*** DATA EXTRACT
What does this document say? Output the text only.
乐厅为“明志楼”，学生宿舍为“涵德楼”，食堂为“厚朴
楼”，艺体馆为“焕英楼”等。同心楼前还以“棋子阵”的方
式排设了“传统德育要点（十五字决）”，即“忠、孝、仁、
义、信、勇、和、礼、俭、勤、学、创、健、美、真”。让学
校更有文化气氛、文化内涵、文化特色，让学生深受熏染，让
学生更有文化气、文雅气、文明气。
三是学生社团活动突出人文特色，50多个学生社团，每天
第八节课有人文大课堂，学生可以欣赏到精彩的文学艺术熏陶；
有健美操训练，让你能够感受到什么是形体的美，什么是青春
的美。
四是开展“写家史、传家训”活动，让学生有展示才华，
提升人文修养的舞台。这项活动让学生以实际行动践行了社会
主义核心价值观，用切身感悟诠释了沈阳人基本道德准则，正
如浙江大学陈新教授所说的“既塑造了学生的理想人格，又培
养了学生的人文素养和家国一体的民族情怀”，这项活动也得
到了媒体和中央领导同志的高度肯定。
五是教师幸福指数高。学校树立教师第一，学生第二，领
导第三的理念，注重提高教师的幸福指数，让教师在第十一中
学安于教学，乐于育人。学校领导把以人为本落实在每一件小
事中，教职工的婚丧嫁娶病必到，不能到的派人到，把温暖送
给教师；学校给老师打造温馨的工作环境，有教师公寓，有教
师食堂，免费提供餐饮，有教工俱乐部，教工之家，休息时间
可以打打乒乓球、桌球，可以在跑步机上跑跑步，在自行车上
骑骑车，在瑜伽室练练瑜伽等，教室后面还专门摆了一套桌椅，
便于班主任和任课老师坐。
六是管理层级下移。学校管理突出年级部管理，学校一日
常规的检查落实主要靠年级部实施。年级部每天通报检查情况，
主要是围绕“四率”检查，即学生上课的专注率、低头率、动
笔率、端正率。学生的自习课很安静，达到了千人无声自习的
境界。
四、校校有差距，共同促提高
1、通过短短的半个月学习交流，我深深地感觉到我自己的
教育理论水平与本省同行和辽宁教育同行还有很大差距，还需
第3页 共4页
******
WRITTEN TASK:
Retype all of the material, keeping each line exact.

CORRECT RESULT:
What does this document say? Output the text only.
乐厅为“明志楼”，学生宿舍为“涵德楼”，食堂为“厚朴
楼”，艺体馆为“焕英楼”等。同心楼前还以“棋子阵”的方
式排设了“传统德育要点（十五字决）”，即“忠、孝、仁、
义、信、勇、和、礼、俭、勤、学、创、健、美、真”。让学
校更有文化气氛、文化内涵、文化特色，让学生深受熏染，让
学生更有文化气、文雅气、文明气。
三是学生社团活动突出人文特色，50多个学生社团，每天
第八节课有人文大课堂，学生可以欣赏到精彩的文学艺术熏陶；
有健美操训练，让你能够感受到什么是形体的美，什么是青春
的美。
四是开展“写家史、传家训”活动，让学生有展示才华，
提升人文修养的舞台。这项活动让学生以实际行动践行了社会
主义核心价值观，用切身感悟诠释了沈阳人基本道德准则，正
如浙江大学陈新教授所说的“既塑造了学生的理想人格，又培
养了学生的人文素养和家国一体的民族情怀”，这项活动也得
到了媒体和中央领导同志的高度肯定。
五是教师幸福指数高。学校树立教师第一，学生第二，领
导第三的理念，注重提高教师的幸福指数，让教师在第十一中
学安于教学，乐于育人。学校领导把以人为本落实在每一件小
事中，教职工的婚丧嫁娶病必到，不能到的派人到，把温暖送
给教师；学校给老师打造温馨的工作环境，有教师公寓，有教
师食堂，免费提供餐饮，有教工俱乐部，教工之家，休息时间
可以打打乒乓球、桌球，可以在跑步机上跑跑步，在自行车上
骑骑车，在瑜伽室练练瑜伽等，教室后面还专门摆了一套桌椅，
便于班主任和任课老师坐。
六是管理层级下移。学校管理突出年级部管理，学校一日
常规的检查落实主要靠年级部实施。年级部每天通报检查情况，
主要是围绕“四率”检查，即学生上课的专注率、低头率、动
笔率、端正率。学生的自习课很安静，达到了千人无声自习的
境界。
四、校校有差距，共同促提高
1、通过短短的半个月学习交流，我深深地感觉到我自己的
教育理论水平与本省同行和辽宁教育同行还有很大差距，还需
第3页 共4页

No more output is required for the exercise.